# Material provided start

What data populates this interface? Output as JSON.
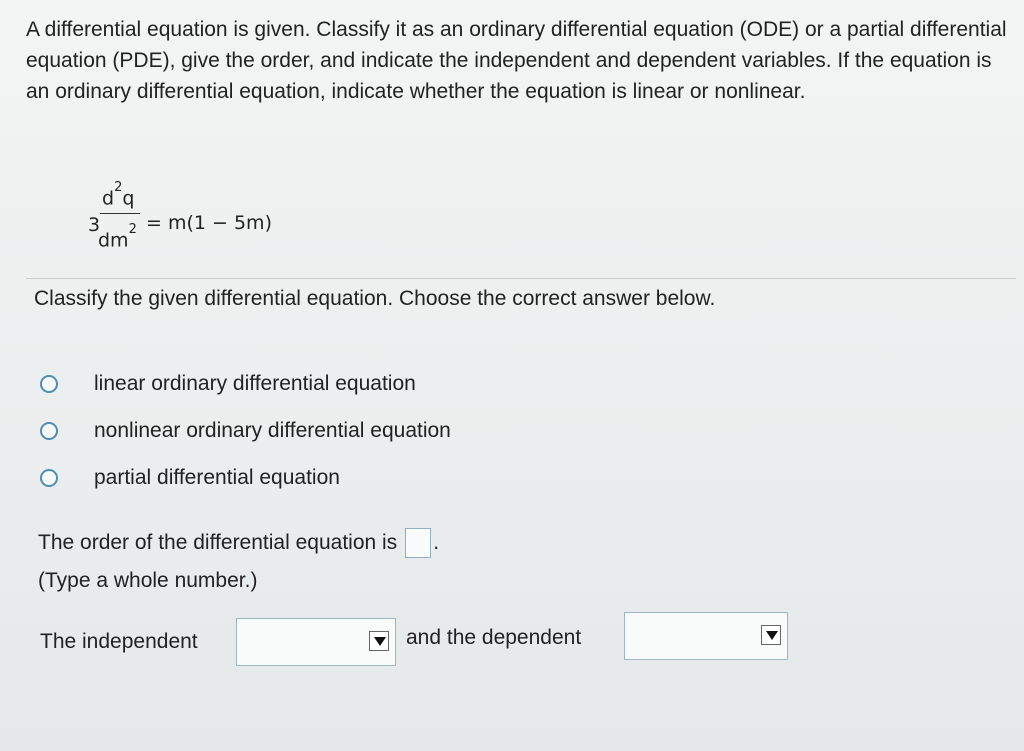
{
  "question": {
    "text": "A differential equation is given. Classify it as an ordinary differential equation (ODE) or a partial differential equation (PDE), give the order, and indicate the independent and dependent variables. If the equation is an ordinary differential equation, indicate whether the equation is linear or nonlinear."
  },
  "equation": {
    "coefficient": "3",
    "numerator": "d",
    "numerator_power": "2",
    "numerator_var": "q",
    "denominator": "dm",
    "denominator_power": "2",
    "rhs": "= m(1 − 5m)"
  },
  "prompt": "Classify the given differential equation. Choose the correct answer below.",
  "options": [
    {
      "label": "linear ordinary differential equation"
    },
    {
      "label": "nonlinear ordinary differential equation"
    },
    {
      "label": "partial differential equation"
    }
  ],
  "order": {
    "text": "The order of the differential equation is",
    "suffix": ".",
    "value": "",
    "hint": "(Type a whole number.)"
  },
  "variables": {
    "independent_label": "The independent",
    "dependent_label": "and the dependent",
    "independent_value": "",
    "dependent_value": ""
  },
  "colors": {
    "radio_border": "#4f8db4",
    "box_border": "#8fb0c4"
  },
  "icons": {
    "dropdown": "dropdown-arrow-icon"
  }
}
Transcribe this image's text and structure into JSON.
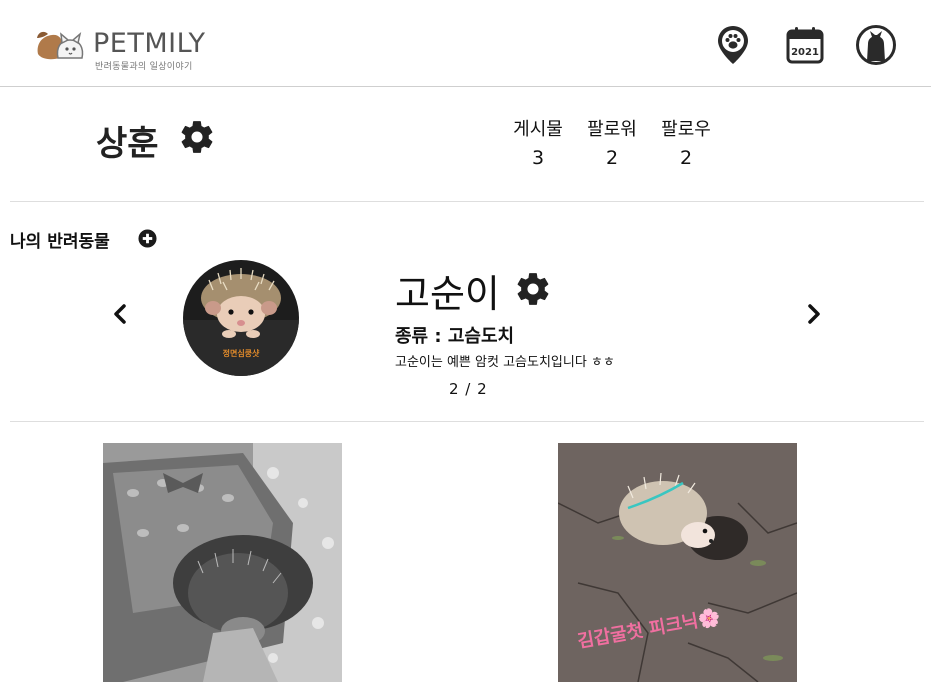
{
  "header": {
    "logo_text": "PETMILY",
    "logo_tagline": "반려동물과의 일상이야기",
    "calendar_year": "2021"
  },
  "profile": {
    "username": "상훈",
    "stats": [
      {
        "label": "게시물",
        "value": "3"
      },
      {
        "label": "팔로워",
        "value": "2"
      },
      {
        "label": "팔로우",
        "value": "2"
      }
    ]
  },
  "pets": {
    "section_title": "나의 반려동물",
    "current": {
      "name": "고순이",
      "species": "종류 : 고슴도치",
      "description": "고순이는 예쁜 암컷 고슴도치입니다 ㅎㅎ",
      "avatar_caption": "정면심쿵샷"
    },
    "pager": "2 / 2"
  },
  "posts": [
    {
      "caption": ""
    },
    {
      "caption": "김갑굴첫 피크닉🌸"
    }
  ],
  "colors": {
    "text": "#111111",
    "logo_brown": "#b07a4a",
    "divider": "#dedede",
    "pink_caption": "#f06fa0"
  },
  "icons": [
    "location-paw-icon",
    "calendar-icon",
    "cat-avatar-icon",
    "gear-icon",
    "plus-circle-icon",
    "chevron-left-icon",
    "chevron-right-icon"
  ]
}
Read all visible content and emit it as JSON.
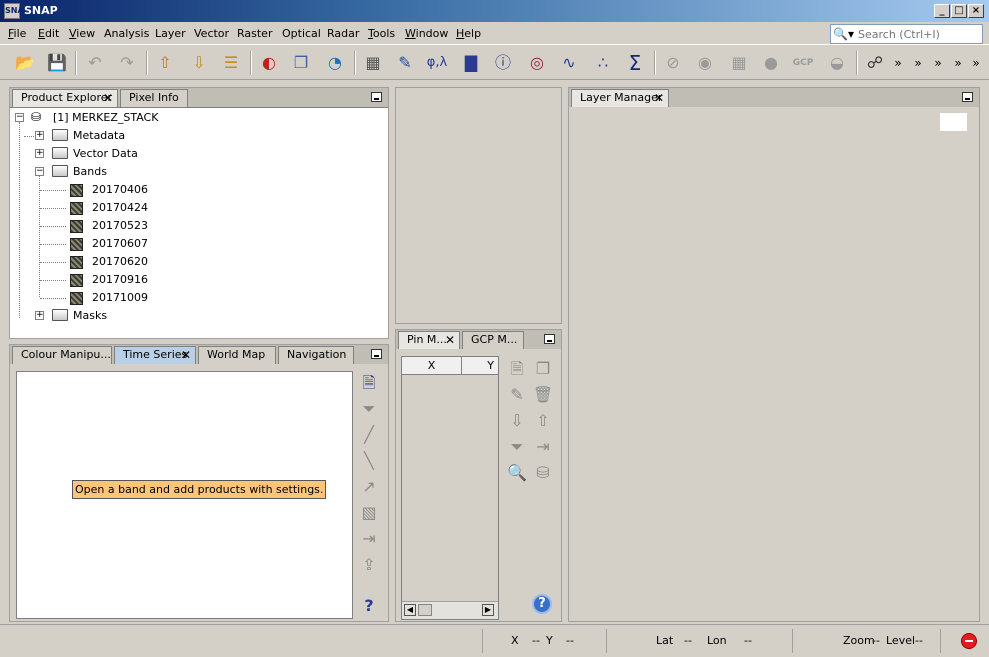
{
  "window": {
    "title": "SNAP",
    "logo": "SNAP",
    "min": "_",
    "max": "□",
    "close": "×"
  },
  "menu": [
    {
      "label": "File",
      "key": "F",
      "rest": "ile"
    },
    {
      "label": "Edit",
      "key": "E",
      "rest": "dit"
    },
    {
      "label": "View",
      "key": "V",
      "rest": "iew"
    },
    {
      "label": "Analysis",
      "key": "",
      "rest": "Analysis"
    },
    {
      "label": "Layer",
      "key": "",
      "rest": "Layer"
    },
    {
      "label": "Vector",
      "key": "",
      "rest": "Vector"
    },
    {
      "label": "Raster",
      "key": "",
      "rest": "Raster"
    },
    {
      "label": "Optical",
      "key": "",
      "rest": "Optical"
    },
    {
      "label": "Radar",
      "key": "",
      "rest": "Radar"
    },
    {
      "label": "Tools",
      "key": "T",
      "rest": "ools"
    },
    {
      "label": "Window",
      "key": "W",
      "rest": "indow"
    },
    {
      "label": "Help",
      "key": "H",
      "rest": "elp"
    }
  ],
  "search": {
    "placeholder": "Search (Ctrl+I)",
    "icon": "magnifier-icon"
  },
  "toolbar": {
    "phi_lambda": "φ,λ",
    "sum": "Σ",
    "gcp": "GCP",
    "more": "»"
  },
  "product_explorer": {
    "tabs": [
      {
        "label": "Product Explorer",
        "close": "✕"
      },
      {
        "label": "Pixel Info"
      }
    ],
    "root": "[1] MERKEZ_STACK",
    "nodes": {
      "metadata": "Metadata",
      "vector_data": "Vector Data",
      "bands": "Bands",
      "masks": "Masks"
    },
    "bands": [
      "20170406",
      "20170424",
      "20170523",
      "20170607",
      "20170620",
      "20170916",
      "20171009"
    ],
    "expand_plus": "+",
    "expand_minus": "−"
  },
  "bottom_tabs": [
    {
      "label": "Colour Manipu..."
    },
    {
      "label": "Time Series",
      "close": "✕"
    },
    {
      "label": "World Map"
    },
    {
      "label": "Navigation"
    }
  ],
  "time_series": {
    "hint": "Open a band and add products with settings.",
    "help": "?"
  },
  "pin_panel": {
    "tabs": [
      {
        "label": "Pin M...",
        "close": "✕"
      },
      {
        "label": "GCP M..."
      }
    ],
    "columns": [
      "X",
      "Y"
    ],
    "help": "?"
  },
  "layer_manager": {
    "tab": "Layer Manager",
    "close": "✕"
  },
  "status": {
    "x_label": "X",
    "x_val": "--",
    "y_label": "Y",
    "y_val": "--",
    "lat_label": "Lat",
    "lat_val": "--",
    "lon_label": "Lon",
    "lon_val": "--",
    "zoom_label": "Zoom",
    "zoom_val": "--",
    "level_label": "Level",
    "level_val": "--"
  }
}
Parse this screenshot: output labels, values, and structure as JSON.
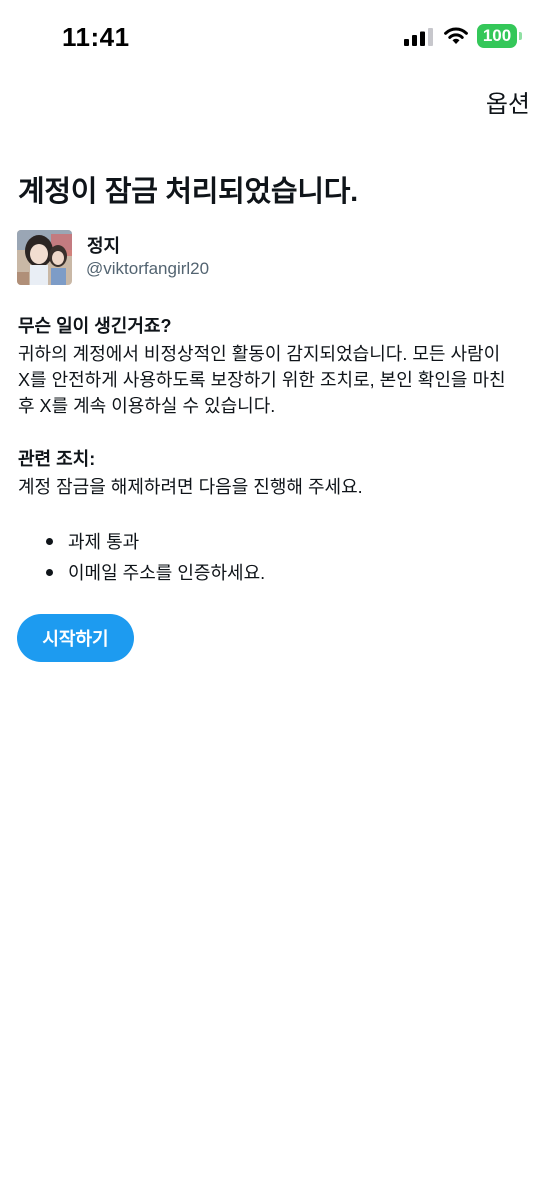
{
  "status_bar": {
    "time": "11:41",
    "battery": "100",
    "icons": [
      "signal-icon",
      "wifi-icon",
      "battery-icon"
    ],
    "battery_color": "#34c759"
  },
  "header": {
    "options_label": "옵션"
  },
  "main": {
    "title": "계정이 잠금 처리되었습니다.",
    "account": {
      "name": "정지",
      "handle": "@viktorfangirl20"
    },
    "what_happened": {
      "heading": "무슨 일이 생긴거죠?",
      "lines": [
        "귀하의 계정에서 비정상적인 활동이 감지되었습니다. 모든 사람이",
        "X를 안전하게 사용하도록 보장하기 위한 조치로, 본인 확인을 마친",
        "후 X를 계속 이용하실 수 있습니다."
      ]
    },
    "related_actions": {
      "heading": "관련 조치:",
      "body": "계정 잠금을 해제하려면 다음을 진행해 주세요.",
      "items": [
        "과제 통과",
        "이메일 주소를 인증하세요."
      ]
    },
    "start_button_label": "시작하기"
  },
  "colors": {
    "accent": "#1d9bf0",
    "text_primary": "#0f1419",
    "text_secondary": "#536471"
  }
}
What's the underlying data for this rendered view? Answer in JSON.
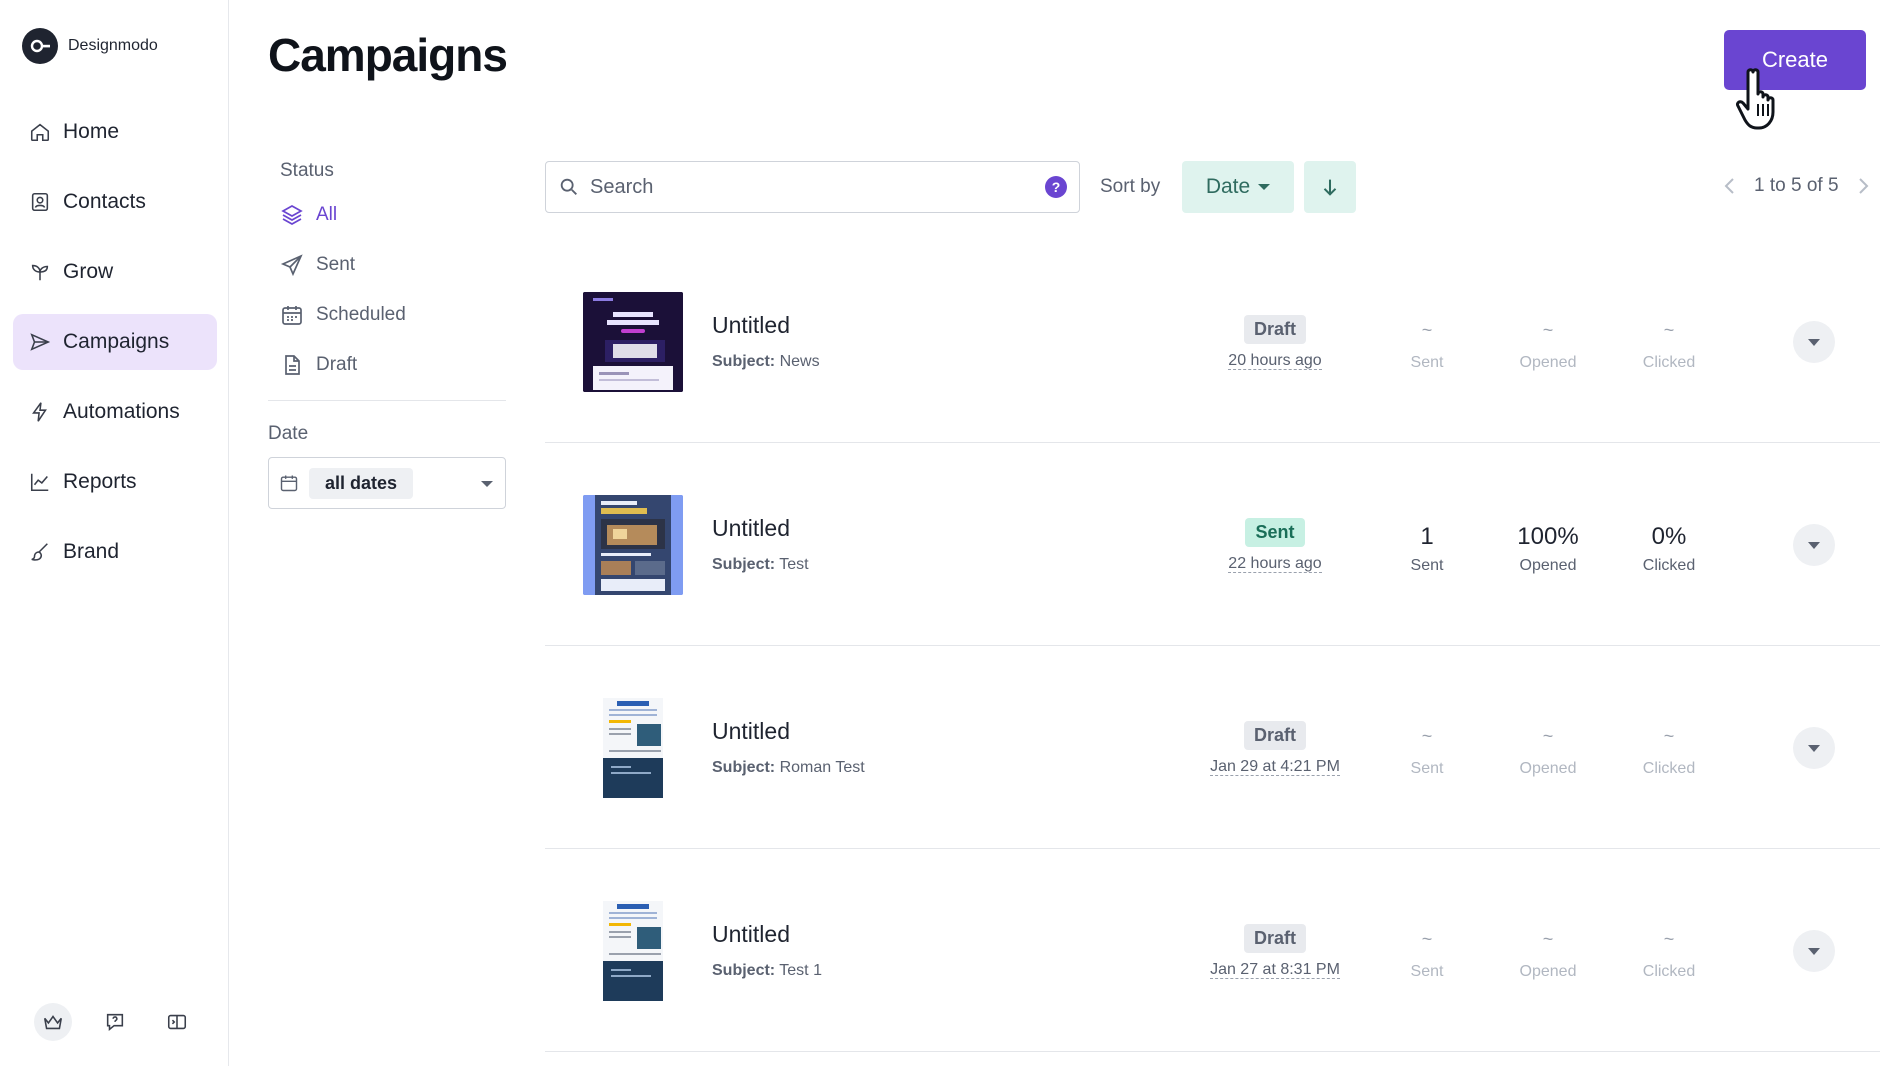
{
  "brand": {
    "name": "Designmodo"
  },
  "nav": {
    "items": [
      {
        "label": "Home",
        "icon": "home-icon"
      },
      {
        "label": "Contacts",
        "icon": "contacts-icon"
      },
      {
        "label": "Grow",
        "icon": "sprout-icon"
      },
      {
        "label": "Campaigns",
        "icon": "send-icon",
        "active": true
      },
      {
        "label": "Automations",
        "icon": "bolt-icon"
      },
      {
        "label": "Reports",
        "icon": "chart-icon"
      },
      {
        "label": "Brand",
        "icon": "brush-icon"
      }
    ]
  },
  "header": {
    "title": "Campaigns",
    "create_label": "Create"
  },
  "filters": {
    "status_heading": "Status",
    "items": [
      {
        "label": "All",
        "icon": "layers-icon",
        "active": true
      },
      {
        "label": "Sent",
        "icon": "paper-plane-icon"
      },
      {
        "label": "Scheduled",
        "icon": "calendar-icon"
      },
      {
        "label": "Draft",
        "icon": "document-icon"
      }
    ],
    "date_heading": "Date",
    "date_value": "all dates"
  },
  "toolbar": {
    "search_placeholder": "Search",
    "help": "?",
    "sort_label": "Sort by",
    "sort_value": "Date",
    "pagination": "1 to 5 of 5"
  },
  "campaigns": [
    {
      "title": "Untitled",
      "subject_label": "Subject:",
      "subject": "News",
      "status": "Draft",
      "time": "20 hours ago",
      "sent": "~",
      "opened": "~",
      "clicked": "~",
      "sent_label": "Sent",
      "opened_label": "Opened",
      "clicked_label": "Clicked"
    },
    {
      "title": "Untitled",
      "subject_label": "Subject:",
      "subject": "Test",
      "status": "Sent",
      "time": "22 hours ago",
      "sent": "1",
      "opened": "100%",
      "clicked": "0%",
      "sent_label": "Sent",
      "opened_label": "Opened",
      "clicked_label": "Clicked"
    },
    {
      "title": "Untitled",
      "subject_label": "Subject:",
      "subject": "Roman Test",
      "status": "Draft",
      "time": "Jan 29 at 4:21 PM",
      "sent": "~",
      "opened": "~",
      "clicked": "~",
      "sent_label": "Sent",
      "opened_label": "Opened",
      "clicked_label": "Clicked"
    },
    {
      "title": "Untitled",
      "subject_label": "Subject:",
      "subject": "Test 1",
      "status": "Draft",
      "time": "Jan 27 at 8:31 PM",
      "sent": "~",
      "opened": "~",
      "clicked": "~",
      "sent_label": "Sent",
      "opened_label": "Opened",
      "clicked_label": "Clicked"
    }
  ],
  "colors": {
    "accent": "#6a45d1",
    "active_nav_bg": "#ece3fb",
    "sort_bg": "#dff3ee",
    "sent_badge_bg": "#c7f0e3",
    "draft_badge_bg": "#e8eaee"
  }
}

# Material provided end

Direction: Go through the listing above and locate each line that holds the word "this". Copy those lines.

Task result:
What data populates this interface? Output as JSON.
Transcribe this image's text and structure into JSON.
Parse this screenshot: output labels, values, and structure as JSON.
What's the underlying data for this rendered view? Answer in JSON.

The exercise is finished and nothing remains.